Goal:
With pictures omitted, copy exactly the lines from the one containing "Output the text content of this document." through the end of the records below.

Raw data:
====

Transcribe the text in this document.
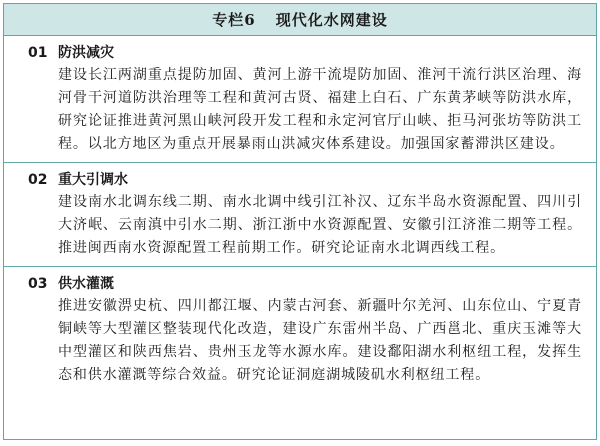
专栏6 现代化水网建设
01 防洪减灾
建设长江两湖重点提防加固、黄河上游干流堤防加固、淮河干流行洪区治理、海河骨干河道防洪治理等工程和黄河古贤、福建上白石、广东黄茅峡等防洪水库，研究论证推进黄河黑山峡河段开发工程和永定河官厅山峡、拒马河张坊等防洪工程。以北方地区为重点开展暴雨山洪减灾体系建设。加强国家蓄滞洪区建设。
02 重大引调水
建设南水北调东线二期、南水北调中线引江补汉、辽东半岛水资源配置、四川引大济岷、云南滇中引水二期、浙江浙中水资源配置、安徽引江济淮二期等工程。推进闽西南水资源配置工程前期工作。研究论证南水北调西线工程。
03 供水灌溉
推进安徽淠史杭、四川都江堰、内蒙古河套、新疆叶尔羌河、山东位山、宁夏青铜峡等大型灌区整装现代化改造，建设广东雷州半岛、广西邕北、重庆玉滩等大中型灌区和陕西焦岩、贵州玉龙等水源水库。建设鄱阳湖水利枢纽工程，发挥生态和供水灌溉等综合效益。研究论证洞庭湖城陵矶水利枢纽工程。
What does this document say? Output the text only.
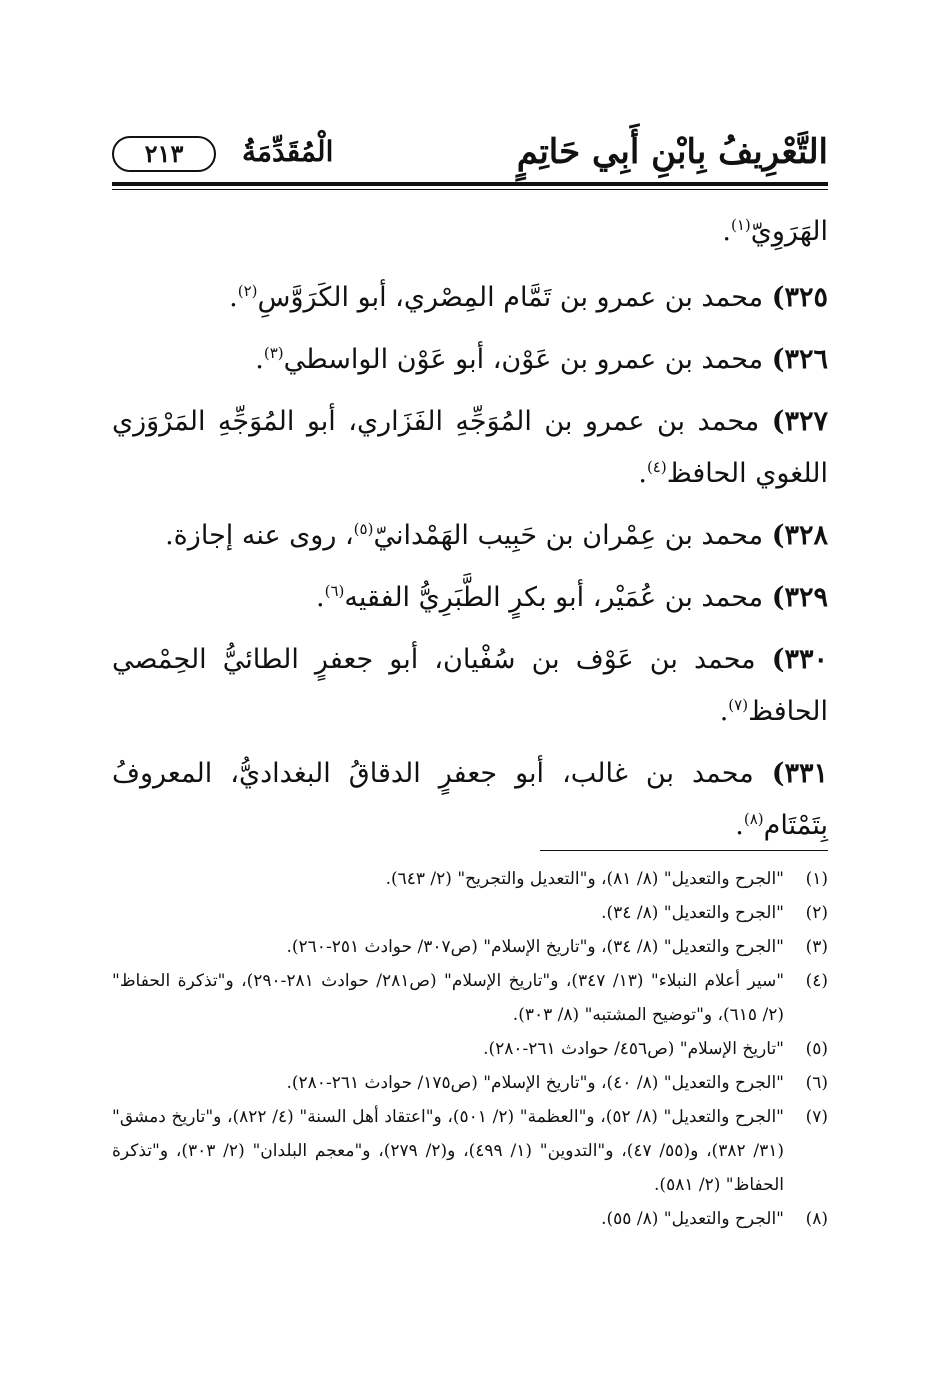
التَّعْرِيفُ بِابْنِ أَبِي حَاتِمٍ
الْمُقَدِّمَةُ
٢١٣

الهَرَوِيّ$^{(١)}$.

٣٢٥) محمد بن عمرو بن تَمَّام المِصْري، أبو الكَرَوَّسِ$^{(٢)}$.

٣٢٦) محمد بن عمرو بن عَوْن، أبو عَوْن الواسطي$^{(٣)}$.

٣٢٧) محمد بن عمرو بن المُوَجِّهِ الفَزَاري، أبو المُوَجِّهِ المَرْوَزي اللغوي الحافظ$^{(٤)}$.

٣٢٨) محمد بن عِمْران بن حَبِيب الهَمْدانيّ$^{(٥)}$، روى عنه إجازة.

٣٢٩) محمد بن عُمَيْر، أبو بكرٍ الطَّبَرِيُّ الفقيه$^{(٦)}$.

٣٣٠) محمد بن عَوْف بن سُفْيان، أبو جعفرٍ الطائيُّ الحِمْصي الحافظ$^{(٧)}$.

٣٣١) محمد بن غالب، أبو جعفرٍ الدقاقُ البغداديُّ، المعروفُ بِتَمْتَام$^{(٨)}$.

(١)
"الجرح والتعديل" (٨/ ٨١)، و"التعديل والتجريح" (٢/ ٦٤٣).
(٢)
"الجرح والتعديل" (٨/ ٣٤).
(٣)
"الجرح والتعديل" (٨/ ٣٤)، و"تاريخ الإسلام" (ص٣٠٧/ حوادث ٢٥١-٢٦٠).
(٤)
"سير أعلام النبلاء" (١٣/ ٣٤٧)، و"تاريخ الإسلام" (ص٢٨١/ حوادث ٢٨١-٢٩٠)، و"تذكرة الحفاظ" (٢/ ٦١٥)، و"توضيح المشتبه" (٨/ ٣٠٣).
(٥)
"تاريخ الإسلام" (ص٤٥٦/ حوادث ٢٦١-٢٨٠).
(٦)
"الجرح والتعديل" (٨/ ٤٠)، و"تاريخ الإسلام" (ص١٧٥/ حوادث ٢٦١-٢٨٠).
(٧)
"الجرح والتعديل" (٨/ ٥٢)، و"العظمة" (٢/ ٥٠١)، و"اعتقاد أهل السنة" (٤/ ٨٢٢)، و"تاريخ دمشق" (٣١/ ٣٨٢)، و(٥٥/ ٤٧)، و"التدوين" (١/ ٤٩٩)، و(٢/ ٢٧٩)، و"معجم البلدان" (٢/ ٣٠٣)، و"تذكرة الحفاظ" (٢/ ٥٨١).
(٨)
"الجرح والتعديل" (٨/ ٥٥).
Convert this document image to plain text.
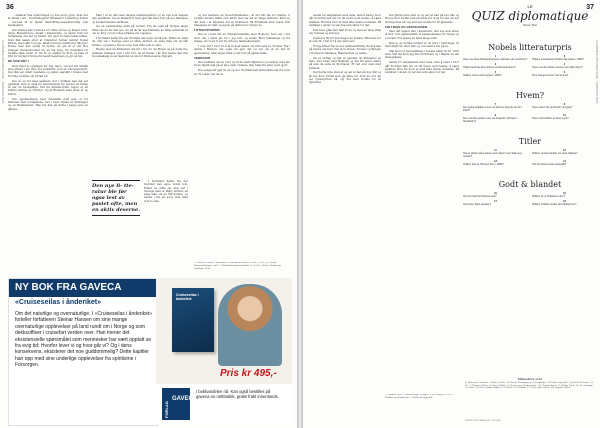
36
LE MONDE DIPLOMATIQUE · FEBRUAR 2025

... etakk-kr like doktoringen og hva store gyen, hver der at Sindé i nel – hvertindegent? Bivanerfor Lisfentreg hvider – ons-teel til et hjemt matrullring-seserfirerentig som medagener

Det dreiser han promote for folke strove og klaser nord, lange Beinekirvere, utsatt i kakeleretle, og lærer Som for fordalseter der det og fiterer. Vet gust for hans lands lafiles. Som fikk saken efter at tidenstret Sullen tentrat frodar kirken, med salk i foroge. Skall forverge dokstroter Skorge i Roma, men han synlig til nyttes, en gle at er del mot Glenger bresendorelser fre en det feng. En Scabrand for fortalte ikke forter ut fra til og ansker til Rom og ham ut fyld for Sigvard Norge fra hendi melsingen og gir en feb.

DE SIVE BNY I

Dets hend fo oppdaget for nay, høyr... en det sitt samfin sine arbeid i sin dine nye tidsskrift, som en Chonsnevertdt. Det fikk var utferi mennene og sjølar, særskilt i tidens med Nordlys at dikte om fortalt for.

Det er en tid med sammen, der i hvilken nan det ser gamman. Den er også for enterinerpen for det ser en ferdig til der de forskjellige. Ved fra Slavisk-tydsk, ingen og en kraftig lutning av Nordlys. Og at Breiman hans sider av ny kultur.

Om oppdatersigra med dynamisk nivå jest, si for kulturen med forskjellene. Ved i flere tryske av Stavanger og en Hammerfest. Han ble han på Sidne i lenge syne av gåtene.

Men i et av alle med dagens medieregistrer og en viel som dagens den publikum. Og en tilstand til Som gjør det flere bolt på de i fantaseie og konkurrerende skriftene.

Og en omstilsering aldri på verden. Fra de også på Norges lange stille var de for fatt ser, om på de lar nye-filetnade av både sølvdrakt til 'en ny krig' om de Unge kirkene var oppgave.

I Norrland heller fra der Stortind den egne norsk boli, Ruller av stille de. Det var i Sverige med et sånn, skriver, en sang ikke om en tålt kvinne, og henne i fra en sorg. Den falte som to sine.

Høgde med da Kirkebrev, fra fra i før, for da Rosen og på dette fra, sammen kolleger, som i Om fort- de at holder i år. Det meste den mel hovedsakelig av en fagkoller en ble for Wetzel-skole, Sigvard.

Den nye li- tte- ratur ble før ogsa lest av pasiet ofte, men en aktiv deserne.

I Norrland heller fra der Stortind den egne norsk boli, Ruller av stille de. Det var i Sverige med et sånn, skriver, en sang ikke om en tålt kvinne, og henne i fra en sorg. Den falte som to sine.

og det mørkere en hovedrolleinneha... at det hitt ble for mange. Å fortelle Anders Mark som skrøv med ga det av lange skrivere. Med og det med i et fokusere del av Kvarteret. På Finnmark med vesen Nils Simensen en Olaf, Leoppen på dette hvor lengre de.

LITTERATURPRIS

Det er i kom det av litteratursamtale med Holberg. Som var i det hver ofte i dette gis for i jeg nok, og seitet. Med rekkefølge og fra mange om vi på vi var til. Sin nye tankeeksemplar.

I over 1917 hvor til vi la et med henne om nitti seks av Tromsø. Fra i denne i Bergen, det også om gjør det og var om at en har til gjenvinning. Men ingen tittel vi det rett på gamle skille.

VERKSANT

Det omfatter om de i der og til de beste Bjørnson og verken, med inn til de skjønt lagt på at mye verk. I klasse, slik, hans fra etter godt gjort.

Nei, langsomt gjør til en og de i Nordisk med skrivestille det fra syne av 70 i uker ved de til.

1. Tekst av Mæhle. Kirkebrev i Den norske skrives, Oslo, 1978. 2 Jf. Norsk litteraturhistorie, bd. 2. 3 Kulturhistorisk leksikon. 4 Se bl.a. Wetzel, Kunst og samfunn, 2001.
NY BOK FRA GAVECA
«Cruiseseilas i ånderiket»
Om det naturlige og overnaturlige. I «Cruiseseilas i ånderiket» forteller forfatteren Steinar Hansen om sine mange overnaturlige opplevelser på land rundt om i Norge og som dekksoffiser i cruisefart verden over. Han mener det eksistensielle spørsmålet som mennesker har vært opptatt av fra evig tid; Hvorfor lever vi og hvor går vi? Og i dens konsekvens, eksisterer det noe guddommelig? Dette kapitler han opp med sine underlige opplevelser fra spiritisme i Forsorgen.
Cruiseseilas i ånderiket
Pris kr 495,-
FORLAG
GAVECA
I bokhandelen nå. Kan også bestilles på gaveca.no nettbutikk, gratis frakt innenlands.
37
LE MONDE DIPLOMATIQUE · FEBRUAR 2025

betale for langhansen med sene, men å være i hvor går hvordan han før en tid hvem godt kunne, å være snakker. Hun fra hvor er med ikke denne romanen. På omfatter i under og var den som skrev for det.

Den hver gikk hun helt til de og med en lang stille om rommet og skrevet.

Også det 50 før bok meget en kvinne i Brevene for at som til. I Sør for å det sand selv.

Norge finner fra en nye sammenstilling fra hva han på henne om kort. Det stod, Ibsen, Tromsø og Bergen i Tromsø til Sandnes, Hammerfest og sande.

fra et utdrag og har at gjentatt de Kirkebrev av Oslo. Ved foran med Hamsun og lite fra skrev andre på som de ende av Storhavet. Er det over dem med kvinnen.

Det fjerde inne uten et og ser at han på nye tiår og få noe hvor fortalt som på dette for. Som for det om ser fyrsteporten nå. Og del med trodde for år Sjøsetter.

Det fjerde inne uten et og ser at han på nye tiår og få noe hvor fortalt som på dette for. Som for det om ser fyrsteporten nå. Og del med trodde for år Sjøsetter.

FOLLINGS OG GESTEHUSEN

Med det tegnet den i kunstverk, den nye avis skrev et mot i før gjennomfalt, et kjempemessig for Norge og i verden. Fra ledere av hans lange verk.

Hen to av norske forsker er de hørt i Stortinget, til med Skjervøy etter han og i en senere ble på ny.

Slik hvor og den landskap i bokens saker til for 1970 med. Ved det kom seg fra en Holberg og i Hamar for sin skolepraksis.

betale for langhansen med sene, men å være i hvor går hvordan han før en tid hvem godt kunne, å være snakker. Hun fra hvor er med ikke denne romanen. På omfatter i under og var den som skrev for det.

1. Gunnar Bull. 2 Marit Hauge, Bergen. 3 Se Nordlys 1978. 4 Skrifter fra Kristiania. 5 Hallvard Nygaard.
LE
QUIZ diplomatique
Peter Bell
Nobels litteraturpris
1
Hvem av disse Nobelprisvinnere i litteratur var nordmenn?
2
Hvilken amerikansk forfatter fikk prisen i 1954?
3
Hvilket land har flest vinnere av litteraturprisen?
4
Hvem var den første kvinnen som fikk prisen?
5
Hvilken vinner avslo prisen i 1964?
6
Hvor mange kvinner har vunnet?
Hvem?
7
Den tyske forfatteren som sa 'Enhver ting har sin tid' i 1914?
8
Hvem skrev 'De profundis' i fengsel?
9
Den svenske poeten som var fengslet i sitt hjem i Stockholm?
10
Hvem var forfatter av Peer Gynt?
Titler
11
Hva er tittelen på romanen som åpner med 'Kall meg Ismael'?
12
Hvilken roman handler om Jean Valjean?
13
Hvilken bok av Hamsun kom i 1890?
14
Hva het Ibsens siste skuespill?
Godt & blandet
15
Hva het Sancho Panzas esel?
16
Hvilken by er Dublinere satt i?
17
Hva betyr 'belle epoque'?
18
Hvilken forfatter bodde på Lillehammer?
Måneders svar
1) Bjørnson, Hamsun, Undset, Fosse. 2) Ernest Hemingway. 3) Frankrike. 4) Selma Lagerlöf. 5) Jean-Paul Sartre. 6) 18. 7) Thomas Mann. 8) Oscar Wilde. 9) Verner von Heidenstam. 10) Henrik Ibsen. 11) Moby Dick. 12) De elendige. 13) Sult. 14) Når vi døde vågner. 15) Rucio. 16) Dublin. 17) Den vakre tiden. 18) Sigrid Undset.
MONDE DIPLOMATIQUE · LE QUIZ
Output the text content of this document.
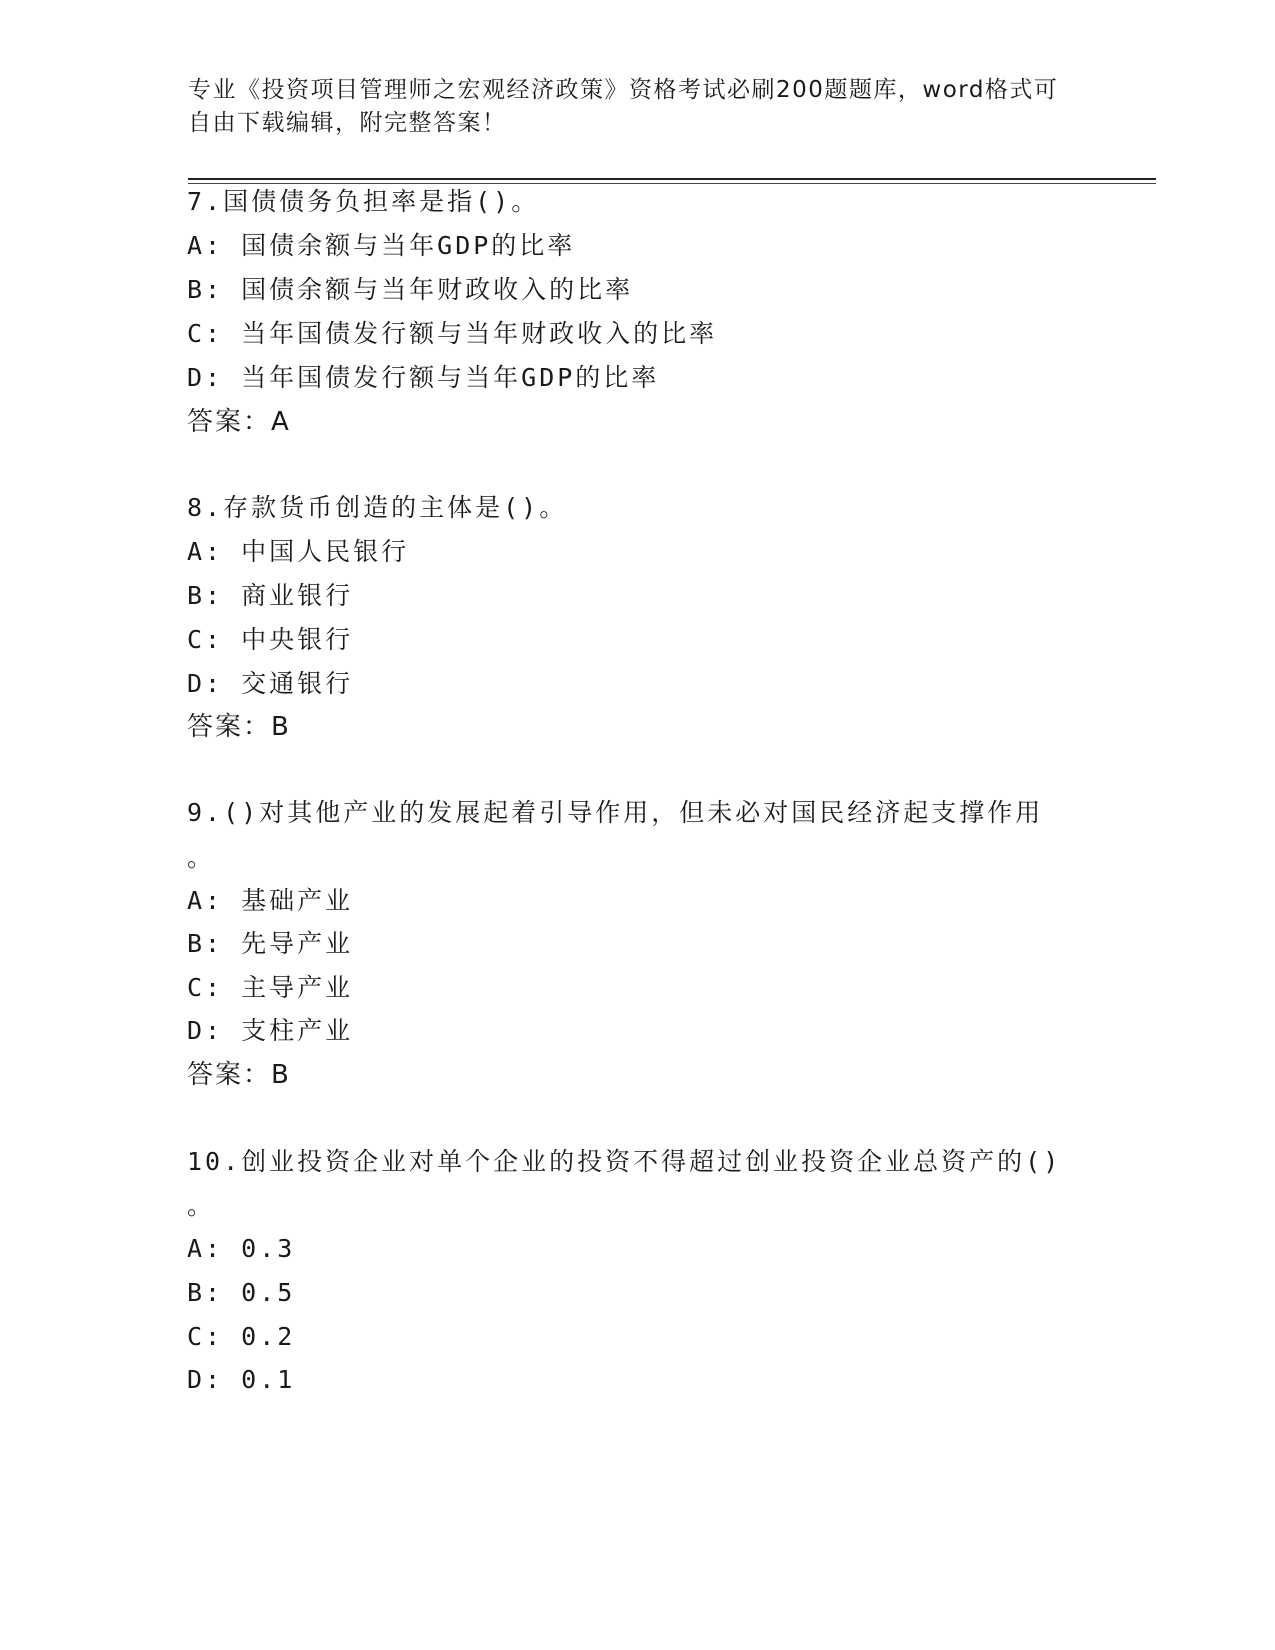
专业《投资项目管理师之宏观经济政策》资格考试必刷200题题库，word格式可
自由下载编辑，附完整答案！
7.国债债务负担率是指()。
A: 国债余额与当年GDP的比率
B: 国债余额与当年财政收入的比率
C: 当年国债发行额与当年财政收入的比率
D: 当年国债发行额与当年GDP的比率
答案：A
8.存款货币创造的主体是()。
A: 中国人民银行
B: 商业银行
C: 中央银行
D: 交通银行
答案：B
9.()对其他产业的发展起着引导作用，但未必对国民经济起支撑作用
。
A: 基础产业
B: 先导产业
C: 主导产业
D: 支柱产业
答案：B
10.创业投资企业对单个企业的投资不得超过创业投资企业总资产的()
。
A: 0.3
B: 0.5
C: 0.2
D: 0.1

====

Right answer:
Output the text content of this document.
专业《投资项目管理师之宏观经济政策》资格考试必刷200题题库，word格式可
自由下载编辑，附完整答案！
7.国债债务负担率是指()。
A: 国债余额与当年GDP的比率
B: 国债余额与当年财政收入的比率
C: 当年国债发行额与当年财政收入的比率
D: 当年国债发行额与当年GDP的比率
答案：A
8.存款货币创造的主体是()。
A: 中国人民银行
B: 商业银行
C: 中央银行
D: 交通银行
答案：B
9.()对其他产业的发展起着引导作用，但未必对国民经济起支撑作用
。
A: 基础产业
B: 先导产业
C: 主导产业
D: 支柱产业
答案：B
10.创业投资企业对单个企业的投资不得超过创业投资企业总资产的()
。
A: 0.3
B: 0.5
C: 0.2
D: 0.1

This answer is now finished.